** Start SUPPLIED RECORDS **

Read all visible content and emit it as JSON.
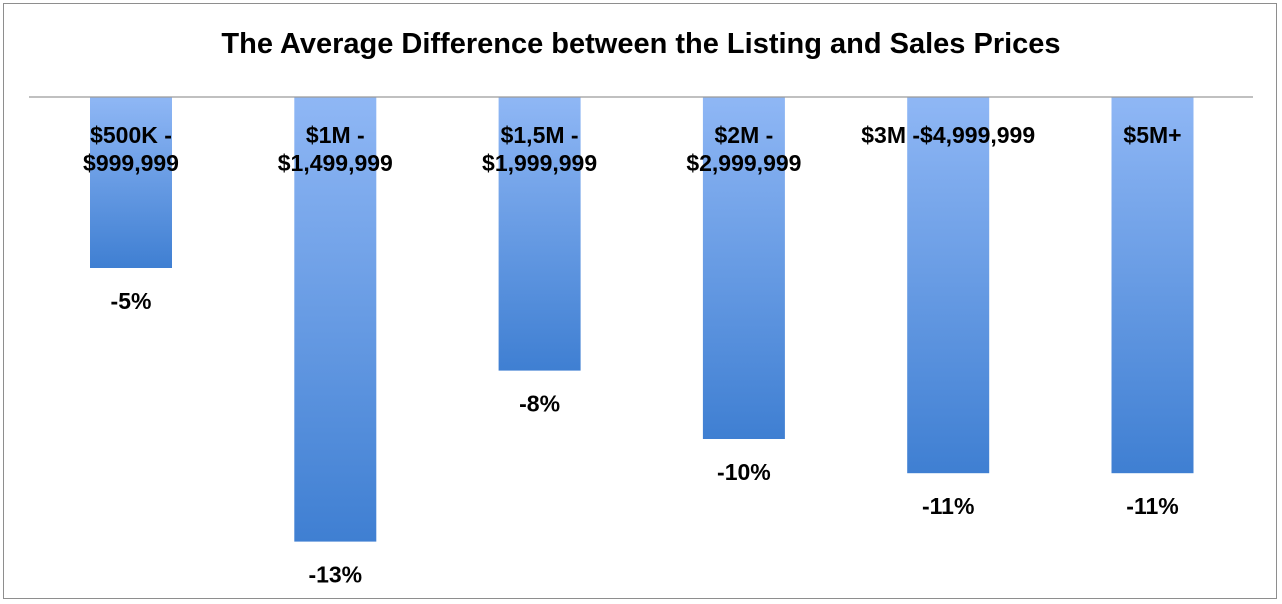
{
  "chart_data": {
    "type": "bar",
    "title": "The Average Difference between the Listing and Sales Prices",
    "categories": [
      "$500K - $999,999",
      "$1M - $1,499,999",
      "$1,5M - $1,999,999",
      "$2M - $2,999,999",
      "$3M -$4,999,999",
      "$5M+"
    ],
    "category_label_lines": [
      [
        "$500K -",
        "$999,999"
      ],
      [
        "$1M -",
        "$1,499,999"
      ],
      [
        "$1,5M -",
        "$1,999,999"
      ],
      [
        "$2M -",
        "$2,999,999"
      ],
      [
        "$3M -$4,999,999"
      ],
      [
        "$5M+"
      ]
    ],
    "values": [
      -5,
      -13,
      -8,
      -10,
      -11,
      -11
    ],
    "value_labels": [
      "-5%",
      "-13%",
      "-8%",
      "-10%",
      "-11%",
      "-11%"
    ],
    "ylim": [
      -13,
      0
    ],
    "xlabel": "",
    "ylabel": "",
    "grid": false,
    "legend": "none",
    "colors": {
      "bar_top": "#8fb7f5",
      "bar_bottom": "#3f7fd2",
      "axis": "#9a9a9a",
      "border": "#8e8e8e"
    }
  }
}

** End SUPPLIED RECORDS **

TASK =>
All the records above need to be given again word for word. Skip the pictures.

EXERCISE RESULT =>
Read all visible content and emit it as JSON.
{
  "chart_data": {
    "type": "bar",
    "title": "The Average Difference between the Listing and Sales Prices",
    "categories": [
      "$500K - $999,999",
      "$1M - $1,499,999",
      "$1,5M - $1,999,999",
      "$2M - $2,999,999",
      "$3M -$4,999,999",
      "$5M+"
    ],
    "category_label_lines": [
      [
        "$500K -",
        "$999,999"
      ],
      [
        "$1M -",
        "$1,499,999"
      ],
      [
        "$1,5M -",
        "$1,999,999"
      ],
      [
        "$2M -",
        "$2,999,999"
      ],
      [
        "$3M -$4,999,999"
      ],
      [
        "$5M+"
      ]
    ],
    "values": [
      -5,
      -13,
      -8,
      -10,
      -11,
      -11
    ],
    "value_labels": [
      "-5%",
      "-13%",
      "-8%",
      "-10%",
      "-11%",
      "-11%"
    ],
    "ylim": [
      -13,
      0
    ],
    "xlabel": "",
    "ylabel": "",
    "grid": false,
    "legend": "none",
    "colors": {
      "bar_top": "#8fb7f5",
      "bar_bottom": "#3f7fd2",
      "axis": "#9a9a9a",
      "border": "#8e8e8e"
    }
  }
}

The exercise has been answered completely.